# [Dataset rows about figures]
▼

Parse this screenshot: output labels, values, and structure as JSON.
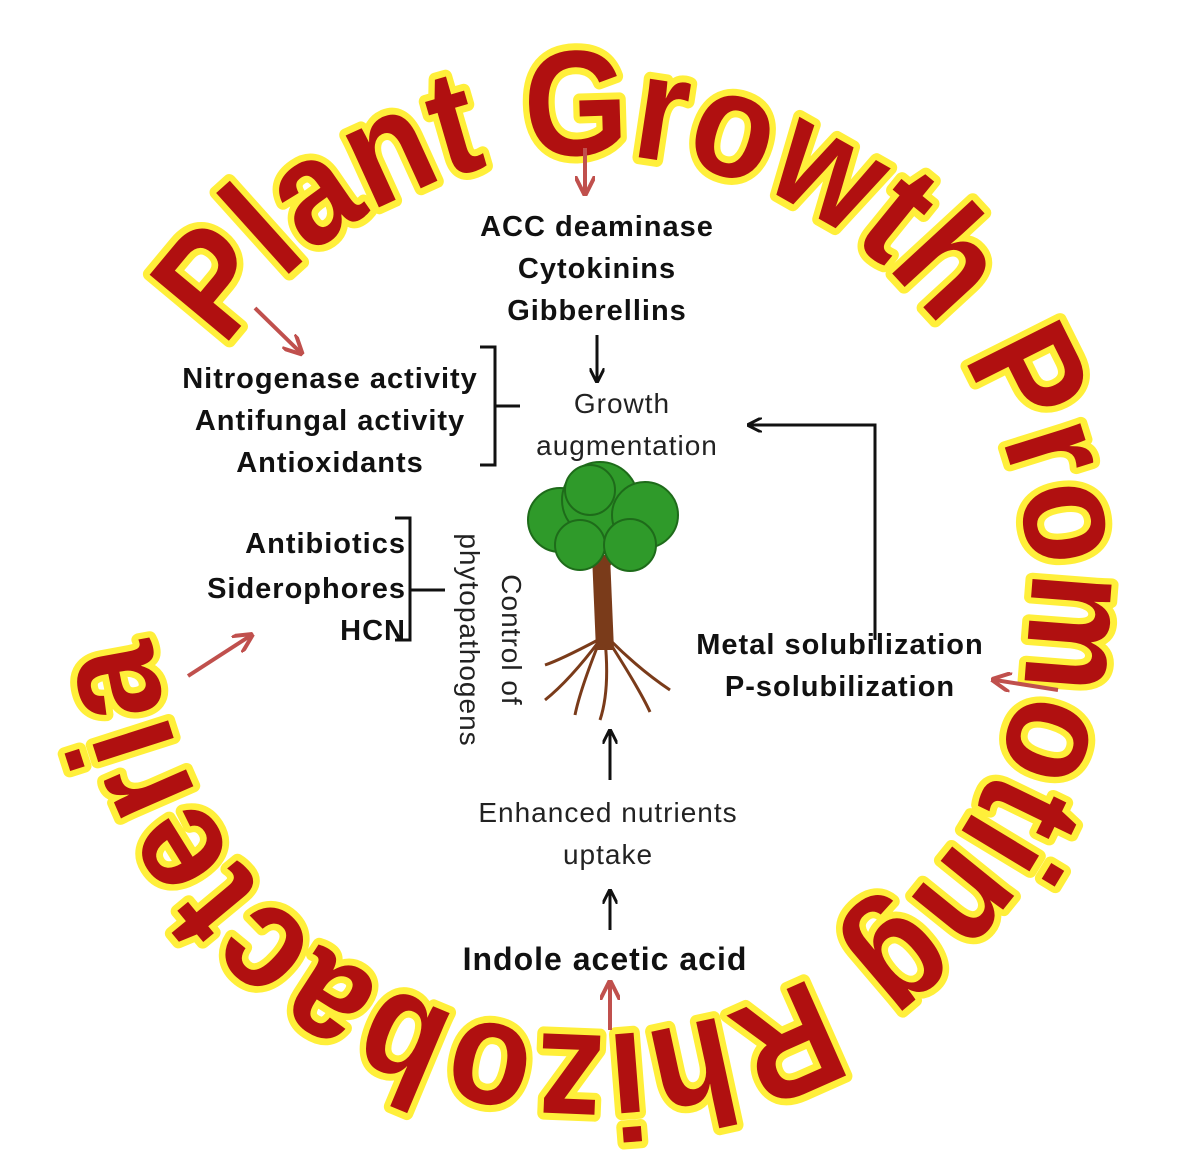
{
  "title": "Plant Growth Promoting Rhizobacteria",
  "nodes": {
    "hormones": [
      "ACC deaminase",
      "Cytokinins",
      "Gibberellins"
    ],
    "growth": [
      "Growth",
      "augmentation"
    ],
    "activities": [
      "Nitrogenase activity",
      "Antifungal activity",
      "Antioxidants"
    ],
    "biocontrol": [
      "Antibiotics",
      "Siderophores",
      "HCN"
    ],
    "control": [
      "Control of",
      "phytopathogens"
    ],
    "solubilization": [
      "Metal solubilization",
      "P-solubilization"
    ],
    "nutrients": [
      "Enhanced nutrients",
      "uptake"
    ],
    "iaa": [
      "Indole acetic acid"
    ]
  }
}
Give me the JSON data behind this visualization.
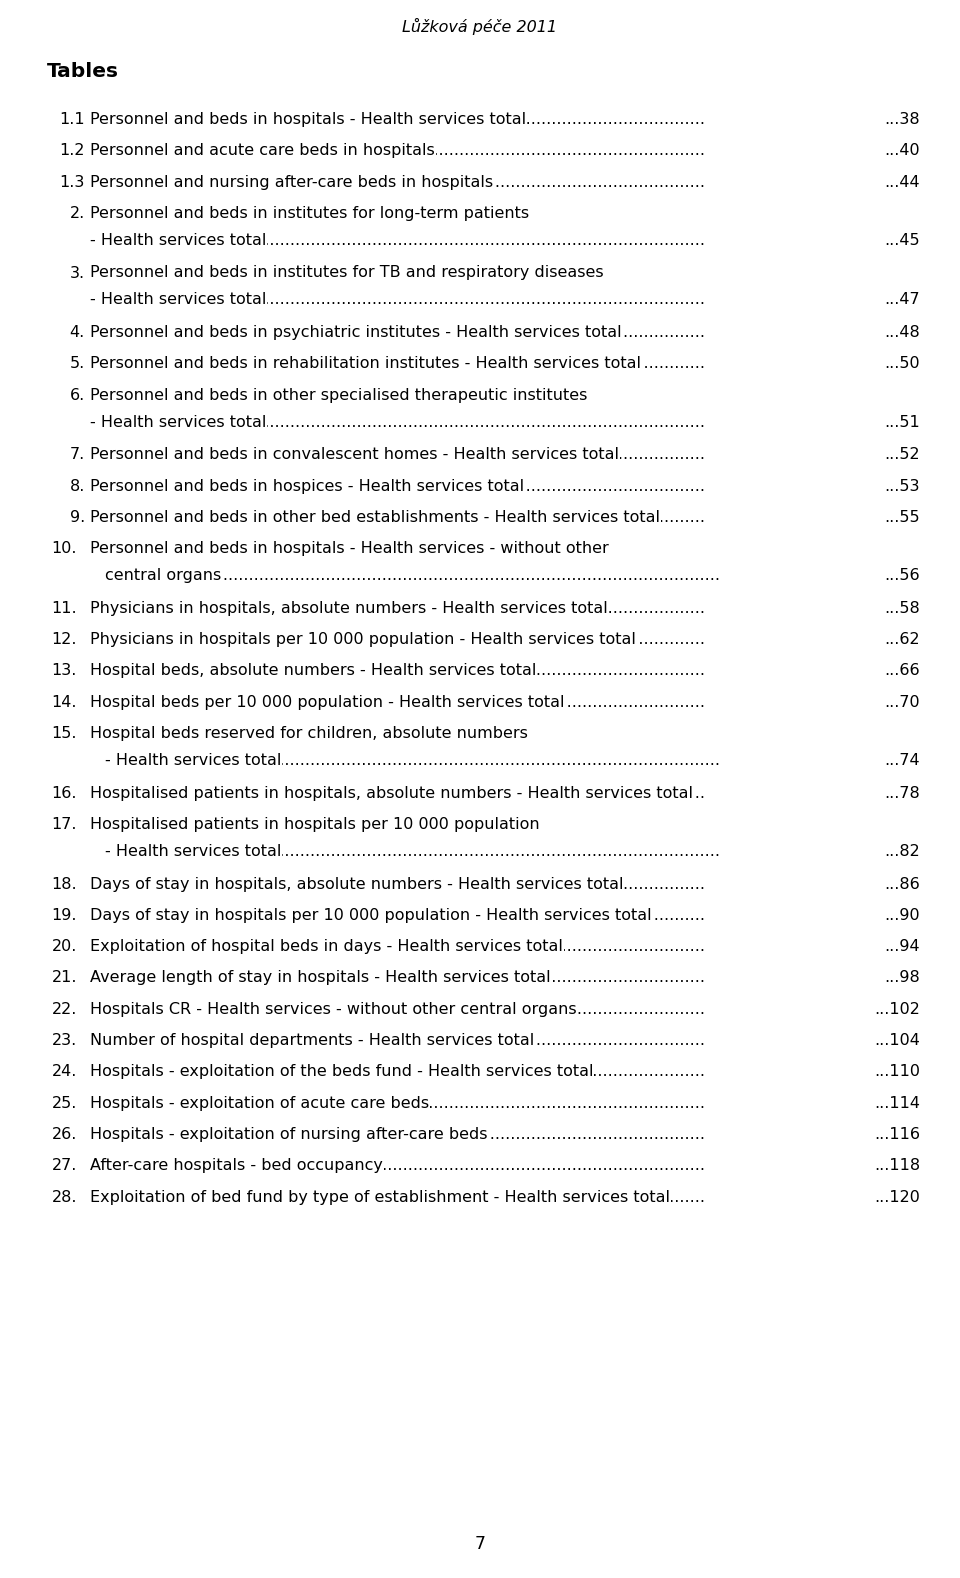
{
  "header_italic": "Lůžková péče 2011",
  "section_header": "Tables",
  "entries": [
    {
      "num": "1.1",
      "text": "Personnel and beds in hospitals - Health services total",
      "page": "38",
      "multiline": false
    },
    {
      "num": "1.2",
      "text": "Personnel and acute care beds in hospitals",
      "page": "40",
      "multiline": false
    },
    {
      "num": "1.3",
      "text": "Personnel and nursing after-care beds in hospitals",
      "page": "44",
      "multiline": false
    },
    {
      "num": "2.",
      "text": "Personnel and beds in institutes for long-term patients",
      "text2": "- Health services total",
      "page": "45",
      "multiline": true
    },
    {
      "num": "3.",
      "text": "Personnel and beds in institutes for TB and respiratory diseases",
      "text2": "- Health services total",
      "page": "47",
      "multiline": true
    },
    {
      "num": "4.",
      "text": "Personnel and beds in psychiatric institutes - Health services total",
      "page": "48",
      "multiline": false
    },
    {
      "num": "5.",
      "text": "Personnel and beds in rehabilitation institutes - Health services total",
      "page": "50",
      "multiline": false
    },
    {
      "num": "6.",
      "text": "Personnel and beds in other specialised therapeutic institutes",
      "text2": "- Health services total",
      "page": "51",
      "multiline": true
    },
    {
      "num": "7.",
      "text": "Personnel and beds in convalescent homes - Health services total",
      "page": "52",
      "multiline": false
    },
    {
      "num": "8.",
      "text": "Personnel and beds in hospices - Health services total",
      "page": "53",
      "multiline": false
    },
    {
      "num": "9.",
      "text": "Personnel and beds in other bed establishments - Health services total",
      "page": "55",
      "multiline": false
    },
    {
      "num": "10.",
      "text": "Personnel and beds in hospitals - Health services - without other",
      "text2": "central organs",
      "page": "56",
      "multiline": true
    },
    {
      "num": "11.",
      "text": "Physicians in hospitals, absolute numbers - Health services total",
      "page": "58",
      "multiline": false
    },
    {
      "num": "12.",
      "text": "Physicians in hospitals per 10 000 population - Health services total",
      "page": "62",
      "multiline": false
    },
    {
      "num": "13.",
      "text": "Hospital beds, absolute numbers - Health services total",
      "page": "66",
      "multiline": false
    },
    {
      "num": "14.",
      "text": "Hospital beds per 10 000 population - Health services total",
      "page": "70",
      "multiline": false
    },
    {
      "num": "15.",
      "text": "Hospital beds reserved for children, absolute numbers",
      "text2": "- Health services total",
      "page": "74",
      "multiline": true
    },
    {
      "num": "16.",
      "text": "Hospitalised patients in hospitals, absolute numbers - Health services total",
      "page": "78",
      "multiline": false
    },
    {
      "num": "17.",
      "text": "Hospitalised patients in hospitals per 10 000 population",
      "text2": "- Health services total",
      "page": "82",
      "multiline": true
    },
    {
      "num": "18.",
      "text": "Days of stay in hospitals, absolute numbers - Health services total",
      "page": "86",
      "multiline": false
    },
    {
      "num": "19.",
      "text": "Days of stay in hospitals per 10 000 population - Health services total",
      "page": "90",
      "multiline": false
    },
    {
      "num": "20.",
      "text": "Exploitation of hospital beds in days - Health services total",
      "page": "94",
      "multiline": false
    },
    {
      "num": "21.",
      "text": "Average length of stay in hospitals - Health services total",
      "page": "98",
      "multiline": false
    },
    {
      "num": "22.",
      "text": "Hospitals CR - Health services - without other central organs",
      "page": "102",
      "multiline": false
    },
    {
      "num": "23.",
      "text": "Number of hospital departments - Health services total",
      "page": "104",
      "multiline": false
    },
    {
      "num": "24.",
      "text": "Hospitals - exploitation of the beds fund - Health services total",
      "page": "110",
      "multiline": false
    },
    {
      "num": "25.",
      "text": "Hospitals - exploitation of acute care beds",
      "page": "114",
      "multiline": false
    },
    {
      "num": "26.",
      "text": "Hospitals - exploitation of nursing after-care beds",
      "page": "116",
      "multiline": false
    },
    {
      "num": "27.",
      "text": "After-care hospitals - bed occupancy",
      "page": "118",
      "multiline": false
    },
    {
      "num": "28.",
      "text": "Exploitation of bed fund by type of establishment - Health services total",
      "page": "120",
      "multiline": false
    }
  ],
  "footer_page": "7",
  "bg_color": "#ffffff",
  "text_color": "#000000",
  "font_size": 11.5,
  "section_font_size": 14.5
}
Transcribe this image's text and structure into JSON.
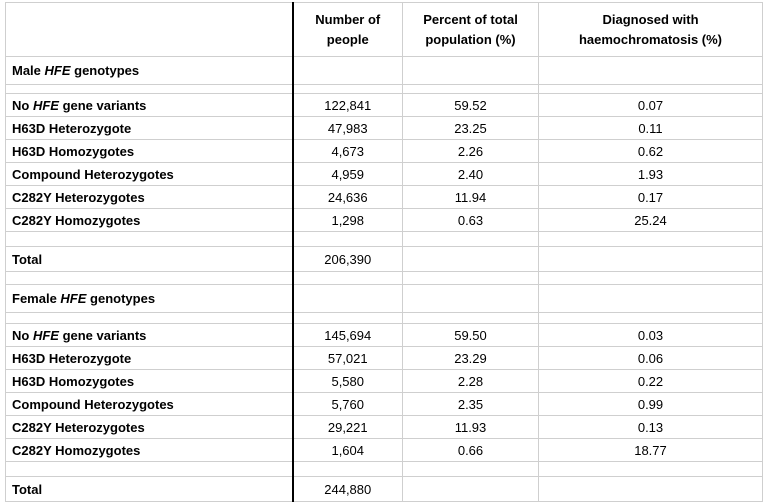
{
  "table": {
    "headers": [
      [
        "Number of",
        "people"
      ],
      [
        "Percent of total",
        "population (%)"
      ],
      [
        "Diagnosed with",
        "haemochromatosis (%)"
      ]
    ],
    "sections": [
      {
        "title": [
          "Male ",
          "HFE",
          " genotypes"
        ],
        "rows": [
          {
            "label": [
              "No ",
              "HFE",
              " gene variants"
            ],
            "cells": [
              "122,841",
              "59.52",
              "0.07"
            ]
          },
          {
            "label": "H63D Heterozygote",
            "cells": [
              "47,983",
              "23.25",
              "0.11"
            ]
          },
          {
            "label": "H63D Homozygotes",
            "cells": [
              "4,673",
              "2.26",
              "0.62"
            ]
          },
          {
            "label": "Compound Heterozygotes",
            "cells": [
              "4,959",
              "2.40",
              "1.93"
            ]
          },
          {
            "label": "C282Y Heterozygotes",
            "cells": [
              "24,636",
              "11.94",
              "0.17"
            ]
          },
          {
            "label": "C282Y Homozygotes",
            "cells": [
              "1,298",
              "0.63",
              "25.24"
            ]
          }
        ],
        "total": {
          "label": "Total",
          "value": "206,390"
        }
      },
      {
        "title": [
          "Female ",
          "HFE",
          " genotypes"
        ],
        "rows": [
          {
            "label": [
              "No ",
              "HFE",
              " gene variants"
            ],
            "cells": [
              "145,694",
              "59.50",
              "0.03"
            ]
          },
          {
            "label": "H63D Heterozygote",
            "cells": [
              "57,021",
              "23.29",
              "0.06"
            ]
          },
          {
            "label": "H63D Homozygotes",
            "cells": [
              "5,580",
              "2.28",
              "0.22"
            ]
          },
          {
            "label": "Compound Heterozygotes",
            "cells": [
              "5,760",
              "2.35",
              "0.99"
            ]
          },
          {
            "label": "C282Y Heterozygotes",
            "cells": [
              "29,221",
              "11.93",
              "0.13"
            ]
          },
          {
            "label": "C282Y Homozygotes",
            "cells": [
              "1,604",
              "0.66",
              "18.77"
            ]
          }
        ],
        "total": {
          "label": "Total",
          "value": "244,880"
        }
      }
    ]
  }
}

▲

# [Exercise requirements]
Return the data exactly as it stands, minus the pictures.

# [Written answer]
Parse this screenshot: output labels, values, and structure as JSON.
{
  "title": "Plant Growth Promoting Rhizobacteria",
  "nodes": {
    "hormones": [
      "ACC deaminase",
      "Cytokinins",
      "Gibberellins"
    ],
    "growth": [
      "Growth",
      "augmentation"
    ],
    "activities": [
      "Nitrogenase activity",
      "Antifungal activity",
      "Antioxidants"
    ],
    "biocontrol": [
      "Antibiotics",
      "Siderophores",
      "HCN"
    ],
    "control": [
      "Control of",
      "phytopathogens"
    ],
    "solubilization": [
      "Metal solubilization",
      "P-solubilization"
    ],
    "nutrients": [
      "Enhanced nutrients",
      "uptake"
    ],
    "iaa": [
      "Indole acetic acid"
    ]
  }
}
Give me the JSON data behind this visualization.
{
  "header_italic": "Lůžková péče 2011",
  "section_header": "Tables",
  "entries": [
    {
      "num": "1.1",
      "text": "Personnel and beds in hospitals - Health services total",
      "page": "38",
      "multiline": false
    },
    {
      "num": "1.2",
      "text": "Personnel and acute care beds in hospitals",
      "page": "40",
      "multiline": false
    },
    {
      "num": "1.3",
      "text": "Personnel and nursing after-care beds in hospitals",
      "page": "44",
      "multiline": false
    },
    {
      "num": "2.",
      "text": "Personnel and beds in institutes for long-term patients",
      "text2": "- Health services total",
      "page": "45",
      "multiline": true
    },
    {
      "num": "3.",
      "text": "Personnel and beds in institutes for TB and respiratory diseases",
      "text2": "- Health services total",
      "page": "47",
      "multiline": true
    },
    {
      "num": "4.",
      "text": "Personnel and beds in psychiatric institutes - Health services total",
      "page": "48",
      "multiline": false
    },
    {
      "num": "5.",
      "text": "Personnel and beds in rehabilitation institutes - Health services total",
      "page": "50",
      "multiline": false
    },
    {
      "num": "6.",
      "text": "Personnel and beds in other specialised therapeutic institutes",
      "text2": "- Health services total",
      "page": "51",
      "multiline": true
    },
    {
      "num": "7.",
      "text": "Personnel and beds in convalescent homes - Health services total",
      "page": "52",
      "multiline": false
    },
    {
      "num": "8.",
      "text": "Personnel and beds in hospices - Health services total",
      "page": "53",
      "multiline": false
    },
    {
      "num": "9.",
      "text": "Personnel and beds in other bed establishments - Health services total",
      "page": "55",
      "multiline": false
    },
    {
      "num": "10.",
      "text": "Personnel and beds in hospitals - Health services - without other",
      "text2": "central organs",
      "page": "56",
      "multiline": true
    },
    {
      "num": "11.",
      "text": "Physicians in hospitals, absolute numbers - Health services total",
      "page": "58",
      "multiline": false
    },
    {
      "num": "12.",
      "text": "Physicians in hospitals per 10 000 population - Health services total",
      "page": "62",
      "multiline": false
    },
    {
      "num": "13.",
      "text": "Hospital beds, absolute numbers - Health services total",
      "page": "66",
      "multiline": false
    },
    {
      "num": "14.",
      "text": "Hospital beds per 10 000 population - Health services total",
      "page": "70",
      "multiline": false
    },
    {
      "num": "15.",
      "text": "Hospital beds reserved for children, absolute numbers",
      "text2": "- Health services total",
      "page": "74",
      "multiline": true
    },
    {
      "num": "16.",
      "text": "Hospitalised patients in hospitals, absolute numbers - Health services total",
      "page": "78",
      "multiline": false
    },
    {
      "num": "17.",
      "text": "Hospitalised patients in hospitals per 10 000 population",
      "text2": "- Health services total",
      "page": "82",
      "multiline": true
    },
    {
      "num": "18.",
      "text": "Days of stay in hospitals, absolute numbers - Health services total",
      "page": "86",
      "multiline": false
    },
    {
      "num": "19.",
      "text": "Days of stay in hospitals per 10 000 population - Health services total",
      "page": "90",
      "multiline": false
    },
    {
      "num": "20.",
      "text": "Exploitation of hospital beds in days - Health services total",
      "page": "94",
      "multiline": false
    },
    {
      "num": "21.",
      "text": "Average length of stay in hospitals - Health services total",
      "page": "98",
      "multiline": false
    },
    {
      "num": "22.",
      "text": "Hospitals CR - Health services - without other central organs",
      "page": "102",
      "multiline": false
    },
    {
      "num": "23.",
      "text": "Number of hospital departments - Health services total",
      "page": "104",
      "multiline": false
    },
    {
      "num": "24.",
      "text": "Hospitals - exploitation of the beds fund - Health services total",
      "page": "110",
      "multiline": false
    },
    {
      "num": "25.",
      "text": "Hospitals - exploitation of acute care beds",
      "page": "114",
      "multiline": false
    },
    {
      "num": "26.",
      "text": "Hospitals - exploitation of nursing after-care beds",
      "page": "116",
      "multiline": false
    },
    {
      "num": "27.",
      "text": "After-care hospitals - bed occupancy",
      "page": "118",
      "multiline": false
    },
    {
      "num": "28.",
      "text": "Exploitation of bed fund by type of establishment - Health services total",
      "page": "120",
      "multiline": false
    }
  ],
  "footer_page": "7",
  "bg_color": "#ffffff",
  "text_color": "#000000",
  "font_size": 11.5,
  "section_font_size": 14.5
}
Transcribe this image's text and structure into JSON.
{
  "table": {
    "headers": [
      [
        "Number of",
        "people"
      ],
      [
        "Percent of total",
        "population (%)"
      ],
      [
        "Diagnosed with",
        "haemochromatosis (%)"
      ]
    ],
    "sections": [
      {
        "title": [
          "Male ",
          "HFE",
          " genotypes"
        ],
        "rows": [
          {
            "label": [
              "No ",
              "HFE",
              " gene variants"
            ],
            "cells": [
              "122,841",
              "59.52",
              "0.07"
            ]
          },
          {
            "label": "H63D Heterozygote",
            "cells": [
              "47,983",
              "23.25",
              "0.11"
            ]
          },
          {
            "label": "H63D Homozygotes",
            "cells": [
              "4,673",
              "2.26",
              "0.62"
            ]
          },
          {
            "label": "Compound Heterozygotes",
            "cells": [
              "4,959",
              "2.40",
              "1.93"
            ]
          },
          {
            "label": "C282Y Heterozygotes",
            "cells": [
              "24,636",
              "11.94",
              "0.17"
            ]
          },
          {
            "label": "C282Y Homozygotes",
            "cells": [
              "1,298",
              "0.63",
              "25.24"
            ]
          }
        ],
        "total": {
          "label": "Total",
          "value": "206,390"
        }
      },
      {
        "title": [
          "Female ",
          "HFE",
          " genotypes"
        ],
        "rows": [
          {
            "label": [
              "No ",
              "HFE",
              " gene variants"
            ],
            "cells": [
              "145,694",
              "59.50",
              "0.03"
            ]
          },
          {
            "label": "H63D Heterozygote",
            "cells": [
              "57,021",
              "23.29",
              "0.06"
            ]
          },
          {
            "label": "H63D Homozygotes",
            "cells": [
              "5,580",
              "2.28",
              "0.22"
            ]
          },
          {
            "label": "Compound Heterozygotes",
            "cells": [
              "5,760",
              "2.35",
              "0.99"
            ]
          },
          {
            "label": "C282Y Heterozygotes",
            "cells": [
              "29,221",
              "11.93",
              "0.13"
            ]
          },
          {
            "label": "C282Y Homozygotes",
            "cells": [
              "1,604",
              "0.66",
              "18.77"
            ]
          }
        ],
        "total": {
          "label": "Total",
          "value": "244,880"
        }
      }
    ]
  }
}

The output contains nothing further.